◆ **Work to complete**
Every line that contains the word "можно" should be copied out.

◆ **Entries shown**
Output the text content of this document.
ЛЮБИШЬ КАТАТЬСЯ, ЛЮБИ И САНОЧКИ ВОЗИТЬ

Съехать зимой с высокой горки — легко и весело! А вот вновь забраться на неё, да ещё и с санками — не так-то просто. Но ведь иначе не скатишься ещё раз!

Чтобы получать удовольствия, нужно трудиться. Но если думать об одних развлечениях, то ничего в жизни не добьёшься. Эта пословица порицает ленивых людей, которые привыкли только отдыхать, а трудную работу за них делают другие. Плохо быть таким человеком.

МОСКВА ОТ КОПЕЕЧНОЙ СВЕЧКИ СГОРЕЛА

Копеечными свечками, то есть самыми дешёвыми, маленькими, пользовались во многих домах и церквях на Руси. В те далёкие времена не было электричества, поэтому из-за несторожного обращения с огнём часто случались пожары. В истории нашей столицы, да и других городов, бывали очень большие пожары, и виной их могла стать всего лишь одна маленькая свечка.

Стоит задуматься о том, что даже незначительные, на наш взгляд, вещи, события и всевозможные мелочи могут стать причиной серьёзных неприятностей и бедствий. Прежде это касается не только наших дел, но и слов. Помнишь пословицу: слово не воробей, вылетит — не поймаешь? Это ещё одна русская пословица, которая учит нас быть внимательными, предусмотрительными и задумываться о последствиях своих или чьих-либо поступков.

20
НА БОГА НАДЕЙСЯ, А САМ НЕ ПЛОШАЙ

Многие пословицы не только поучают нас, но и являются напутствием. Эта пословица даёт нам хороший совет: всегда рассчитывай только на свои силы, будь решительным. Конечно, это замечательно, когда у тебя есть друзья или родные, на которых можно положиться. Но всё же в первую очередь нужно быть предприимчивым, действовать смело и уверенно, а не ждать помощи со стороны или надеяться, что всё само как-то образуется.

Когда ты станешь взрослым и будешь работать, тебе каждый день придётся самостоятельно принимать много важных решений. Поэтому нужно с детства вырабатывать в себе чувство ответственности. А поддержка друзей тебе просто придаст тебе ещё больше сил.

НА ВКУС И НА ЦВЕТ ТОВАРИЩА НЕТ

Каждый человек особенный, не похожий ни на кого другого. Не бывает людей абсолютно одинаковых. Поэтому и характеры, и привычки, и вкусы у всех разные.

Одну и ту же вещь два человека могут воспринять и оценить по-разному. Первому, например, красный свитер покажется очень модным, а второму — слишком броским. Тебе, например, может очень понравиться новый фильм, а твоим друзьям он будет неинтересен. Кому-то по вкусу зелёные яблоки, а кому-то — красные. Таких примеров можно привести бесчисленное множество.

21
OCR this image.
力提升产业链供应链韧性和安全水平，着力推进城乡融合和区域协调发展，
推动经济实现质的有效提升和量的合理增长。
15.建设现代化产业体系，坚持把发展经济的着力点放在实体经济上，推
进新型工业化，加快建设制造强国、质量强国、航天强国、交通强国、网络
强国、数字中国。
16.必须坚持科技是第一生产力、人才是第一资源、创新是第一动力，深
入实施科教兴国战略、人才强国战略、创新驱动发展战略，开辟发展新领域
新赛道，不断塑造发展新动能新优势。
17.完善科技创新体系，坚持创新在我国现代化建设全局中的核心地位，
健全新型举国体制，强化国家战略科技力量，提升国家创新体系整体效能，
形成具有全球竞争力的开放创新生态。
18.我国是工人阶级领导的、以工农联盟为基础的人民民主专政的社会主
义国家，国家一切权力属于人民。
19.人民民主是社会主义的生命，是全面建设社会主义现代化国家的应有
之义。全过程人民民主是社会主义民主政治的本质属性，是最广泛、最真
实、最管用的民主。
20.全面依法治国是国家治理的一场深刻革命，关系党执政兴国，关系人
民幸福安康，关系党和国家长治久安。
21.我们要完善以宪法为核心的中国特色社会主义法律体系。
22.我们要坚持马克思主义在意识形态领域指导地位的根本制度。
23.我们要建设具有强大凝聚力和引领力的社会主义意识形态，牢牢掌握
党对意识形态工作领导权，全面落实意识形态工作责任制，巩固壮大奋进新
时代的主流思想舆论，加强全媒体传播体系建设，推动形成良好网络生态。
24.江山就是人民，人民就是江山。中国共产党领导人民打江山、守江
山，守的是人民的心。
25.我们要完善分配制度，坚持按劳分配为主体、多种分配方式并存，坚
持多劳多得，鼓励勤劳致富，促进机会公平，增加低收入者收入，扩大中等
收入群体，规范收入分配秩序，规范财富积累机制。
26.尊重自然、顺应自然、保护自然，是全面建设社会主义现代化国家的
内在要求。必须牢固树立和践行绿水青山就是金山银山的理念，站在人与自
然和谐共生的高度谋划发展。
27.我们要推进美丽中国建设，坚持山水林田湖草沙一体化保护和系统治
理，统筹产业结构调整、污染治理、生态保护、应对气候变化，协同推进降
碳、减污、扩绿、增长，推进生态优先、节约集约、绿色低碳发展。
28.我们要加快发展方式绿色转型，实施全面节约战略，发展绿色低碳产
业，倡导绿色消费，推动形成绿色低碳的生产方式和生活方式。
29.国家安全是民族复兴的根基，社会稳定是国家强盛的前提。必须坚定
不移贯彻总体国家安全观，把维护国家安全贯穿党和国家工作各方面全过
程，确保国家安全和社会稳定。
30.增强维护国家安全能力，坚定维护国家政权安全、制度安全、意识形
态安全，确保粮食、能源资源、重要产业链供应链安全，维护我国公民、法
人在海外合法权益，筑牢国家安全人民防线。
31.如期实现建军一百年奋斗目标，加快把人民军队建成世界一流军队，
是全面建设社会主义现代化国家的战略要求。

◆ **Problem solution**
Многие пословицы не только поучают нас, но и являются напутствием. Эта пословица даёт нам хороший совет: всегда рассчитывай только на свои силы, будь решительным. Конечно, это замечательно, когда у тебя есть друзья или родные, на которых можно положиться. Но всё же в первую очередь нужно быть предприимчивым, действовать смело и уверенно, а не ждать помощи со стороны или надеяться, что всё само как-то образуется.
Одну и ту же вещь два человека могут воспринять и оценить по-разному. Первому, например, красный свитер покажется очень модным, а второму — слишком броским. Тебе, например, может очень понравиться новый фильм, а твоим друзьям он будет неинтересен. Кому-то по вкусу зелёные яблоки, а кому-то — красные. Таких примеров можно привести бесчисленное множество.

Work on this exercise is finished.